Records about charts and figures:
........

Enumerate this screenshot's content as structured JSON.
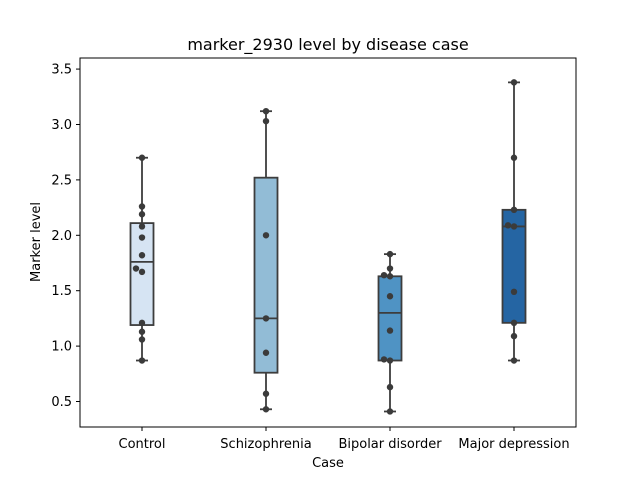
{
  "chart_data": {
    "type": "box",
    "title": "marker_2930 level by disease case",
    "xlabel": "Case",
    "ylabel": "Marker level",
    "ylim": [
      0.27,
      3.6
    ],
    "yticks": [
      "0.5",
      "1.0",
      "1.5",
      "2.0",
      "2.5",
      "3.0",
      "3.5"
    ],
    "ytick_values": [
      0.5,
      1.0,
      1.5,
      2.0,
      2.5,
      3.0,
      3.5
    ],
    "categories": [
      "Control",
      "Schizophrenia",
      "Bipolar disorder",
      "Major depression"
    ],
    "colors": [
      "#d6e4f3",
      "#92bcd6",
      "#4f93c4",
      "#2565a3"
    ],
    "groups": [
      {
        "name": "Control",
        "box": {
          "whisker_low": 0.87,
          "q1": 1.19,
          "median": 1.76,
          "q3": 2.11,
          "whisker_high": 2.7
        },
        "points": [
          0.87,
          1.06,
          1.13,
          1.21,
          1.67,
          1.7,
          1.82,
          1.98,
          2.08,
          2.19,
          2.26,
          2.7
        ]
      },
      {
        "name": "Schizophrenia",
        "box": {
          "whisker_low": 0.43,
          "q1": 0.76,
          "median": 1.25,
          "q3": 2.52,
          "whisker_high": 3.12
        },
        "points": [
          0.43,
          0.57,
          0.94,
          1.25,
          2.0,
          3.03,
          3.12
        ]
      },
      {
        "name": "Bipolar disorder",
        "box": {
          "whisker_low": 0.41,
          "q1": 0.87,
          "median": 1.3,
          "q3": 1.63,
          "whisker_high": 1.83
        },
        "points": [
          0.41,
          0.63,
          0.87,
          0.88,
          1.14,
          1.45,
          1.63,
          1.64,
          1.7,
          1.83
        ]
      },
      {
        "name": "Major depression",
        "box": {
          "whisker_low": 0.87,
          "q1": 1.21,
          "median": 2.08,
          "q3": 2.23,
          "whisker_high": 3.38
        },
        "points": [
          0.87,
          1.09,
          1.21,
          1.49,
          2.08,
          2.09,
          2.23,
          2.7,
          3.38
        ]
      }
    ]
  }
}
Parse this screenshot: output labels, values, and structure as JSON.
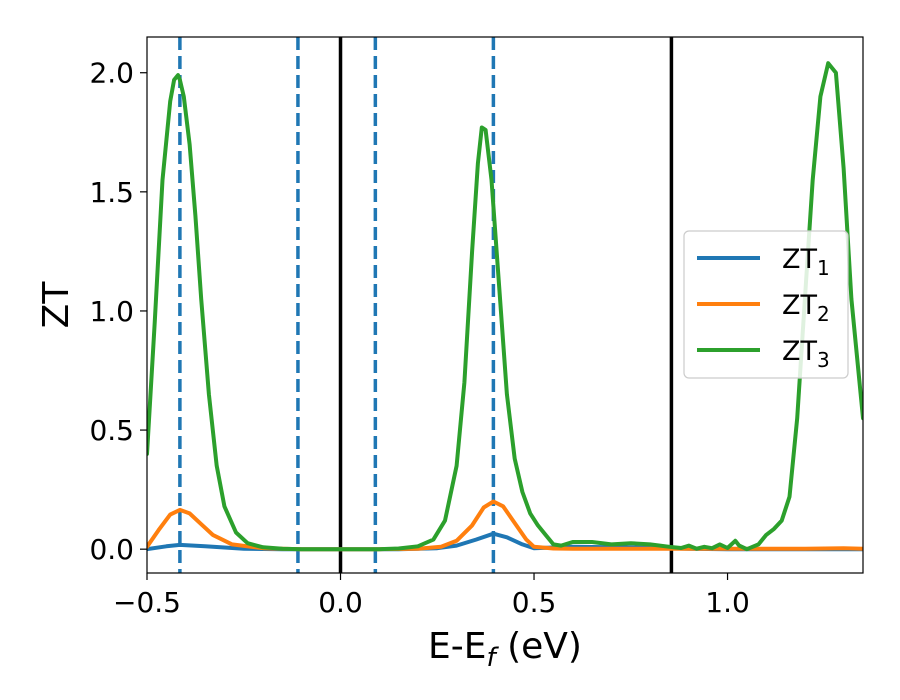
{
  "chart_data": {
    "type": "line",
    "xlabel": "E-E",
    "xlabel_sub": "f",
    "xlabel_unit": " (eV)",
    "ylabel": "ZT",
    "xlim": [
      -0.5,
      1.35
    ],
    "ylim": [
      -0.1,
      2.15
    ],
    "xticks": [
      -0.5,
      0.0,
      0.5,
      1.0
    ],
    "xtick_labels": [
      "−0.5",
      "0.0",
      "0.5",
      "1.0"
    ],
    "yticks": [
      0.0,
      0.5,
      1.0,
      1.5,
      2.0
    ],
    "ytick_labels": [
      "0.0",
      "0.5",
      "1.0",
      "1.5",
      "2.0"
    ],
    "grid": false,
    "legend_position": "center-right",
    "vlines": [
      {
        "x": -0.415,
        "style": "dashed",
        "color": "#1f77b4"
      },
      {
        "x": -0.11,
        "style": "dashed",
        "color": "#1f77b4"
      },
      {
        "x": 0.0,
        "style": "solid",
        "color": "#000000"
      },
      {
        "x": 0.09,
        "style": "dashed",
        "color": "#1f77b4"
      },
      {
        "x": 0.395,
        "style": "dashed",
        "color": "#1f77b4"
      },
      {
        "x": 0.855,
        "style": "solid",
        "color": "#000000"
      }
    ],
    "series": [
      {
        "name": "ZT",
        "sub": "1",
        "color": "#1f77b4",
        "x": [
          -0.5,
          -0.45,
          -0.415,
          -0.35,
          -0.25,
          -0.15,
          0.0,
          0.15,
          0.25,
          0.3,
          0.35,
          0.395,
          0.43,
          0.47,
          0.5,
          0.6,
          0.7,
          0.8,
          0.9,
          1.0,
          1.1,
          1.2,
          1.35
        ],
        "y": [
          0.0,
          0.012,
          0.018,
          0.012,
          0.002,
          0.0,
          0.0,
          0.0,
          0.004,
          0.015,
          0.04,
          0.065,
          0.05,
          0.02,
          0.004,
          0.01,
          0.008,
          0.006,
          0.002,
          0.0,
          0.0,
          0.0,
          0.0
        ]
      },
      {
        "name": "ZT",
        "sub": "2",
        "color": "#ff7f0e",
        "x": [
          -0.5,
          -0.47,
          -0.44,
          -0.415,
          -0.39,
          -0.36,
          -0.33,
          -0.28,
          -0.2,
          -0.1,
          0.0,
          0.1,
          0.2,
          0.26,
          0.3,
          0.34,
          0.37,
          0.395,
          0.42,
          0.45,
          0.48,
          0.5,
          0.55,
          0.6,
          0.7,
          0.8,
          0.9,
          1.0,
          1.1,
          1.2,
          1.3,
          1.35
        ],
        "y": [
          0.01,
          0.08,
          0.145,
          0.165,
          0.15,
          0.105,
          0.06,
          0.02,
          0.004,
          0.0,
          0.0,
          0.0,
          0.002,
          0.01,
          0.035,
          0.1,
          0.175,
          0.2,
          0.18,
          0.11,
          0.04,
          0.01,
          0.003,
          0.002,
          0.002,
          0.002,
          0.002,
          0.002,
          0.002,
          0.002,
          0.004,
          0.002
        ]
      },
      {
        "name": "ZT",
        "sub": "3",
        "color": "#2ca02c",
        "x": [
          -0.5,
          -0.48,
          -0.46,
          -0.44,
          -0.43,
          -0.42,
          -0.415,
          -0.405,
          -0.39,
          -0.375,
          -0.36,
          -0.34,
          -0.32,
          -0.3,
          -0.27,
          -0.24,
          -0.2,
          -0.15,
          -0.1,
          0.0,
          0.1,
          0.15,
          0.2,
          0.24,
          0.27,
          0.3,
          0.32,
          0.34,
          0.355,
          0.365,
          0.375,
          0.39,
          0.41,
          0.43,
          0.45,
          0.47,
          0.49,
          0.51,
          0.53,
          0.55,
          0.57,
          0.6,
          0.65,
          0.7,
          0.75,
          0.8,
          0.85,
          0.88,
          0.9,
          0.92,
          0.94,
          0.96,
          0.98,
          1.0,
          1.02,
          1.03,
          1.05,
          1.08,
          1.1,
          1.12,
          1.14,
          1.16,
          1.18,
          1.2,
          1.22,
          1.24,
          1.26,
          1.28,
          1.3,
          1.32,
          1.35
        ],
        "y": [
          0.4,
          0.95,
          1.55,
          1.88,
          1.97,
          1.99,
          1.97,
          1.9,
          1.7,
          1.4,
          1.05,
          0.65,
          0.35,
          0.18,
          0.07,
          0.025,
          0.008,
          0.002,
          0.0,
          0.0,
          0.0,
          0.003,
          0.012,
          0.04,
          0.12,
          0.35,
          0.7,
          1.25,
          1.62,
          1.77,
          1.76,
          1.55,
          1.1,
          0.65,
          0.38,
          0.24,
          0.15,
          0.1,
          0.06,
          0.02,
          0.015,
          0.03,
          0.03,
          0.02,
          0.025,
          0.02,
          0.01,
          0.005,
          0.015,
          0.002,
          0.01,
          0.004,
          0.02,
          0.005,
          0.035,
          0.015,
          0.0,
          0.02,
          0.06,
          0.085,
          0.12,
          0.22,
          0.55,
          1.05,
          1.55,
          1.9,
          2.04,
          2.0,
          1.6,
          1.05,
          0.55
        ]
      }
    ]
  }
}
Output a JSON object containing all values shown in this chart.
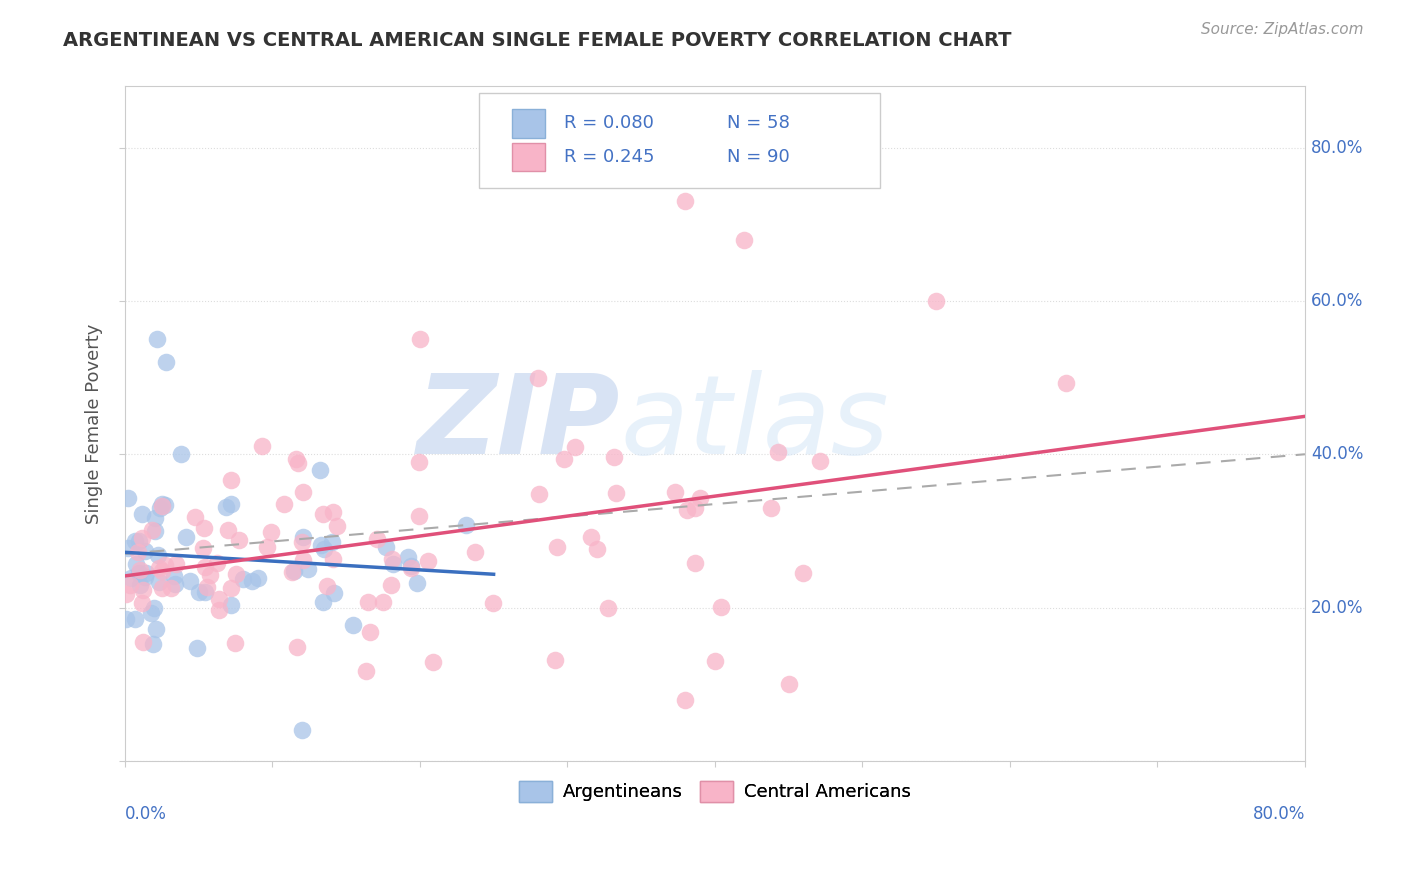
{
  "title": "ARGENTINEAN VS CENTRAL AMERICAN SINGLE FEMALE POVERTY CORRELATION CHART",
  "source": "Source: ZipAtlas.com",
  "ylabel": "Single Female Poverty",
  "ylim": [
    0.0,
    0.88
  ],
  "xlim": [
    0.0,
    0.8
  ],
  "ytick_positions": [
    0.0,
    0.2,
    0.4,
    0.6,
    0.8
  ],
  "ytick_labels": [
    "",
    "20.0%",
    "40.0%",
    "60.0%",
    "80.0%"
  ],
  "color_arg": "#a8c4e8",
  "color_cam": "#f8b4c8",
  "color_arg_line": "#3a6fbf",
  "color_cam_line": "#e0507a",
  "color_dashed": "#aaaaaa",
  "watermark_zip": "ZIP",
  "watermark_atlas": "atlas",
  "legend_r1": "R = 0.080",
  "legend_n1": "N = 58",
  "legend_r2": "R = 0.245",
  "legend_n2": "N = 90",
  "legend_color_text": "#4472c4"
}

........

OBJECTIVE: Within the material above, find the lines that contain the word "median"; copy them.

WRITTEN ANSWER:
          "median": 1.76,
          "median": 1.25,
          "median": 1.3,
          "median": 2.08,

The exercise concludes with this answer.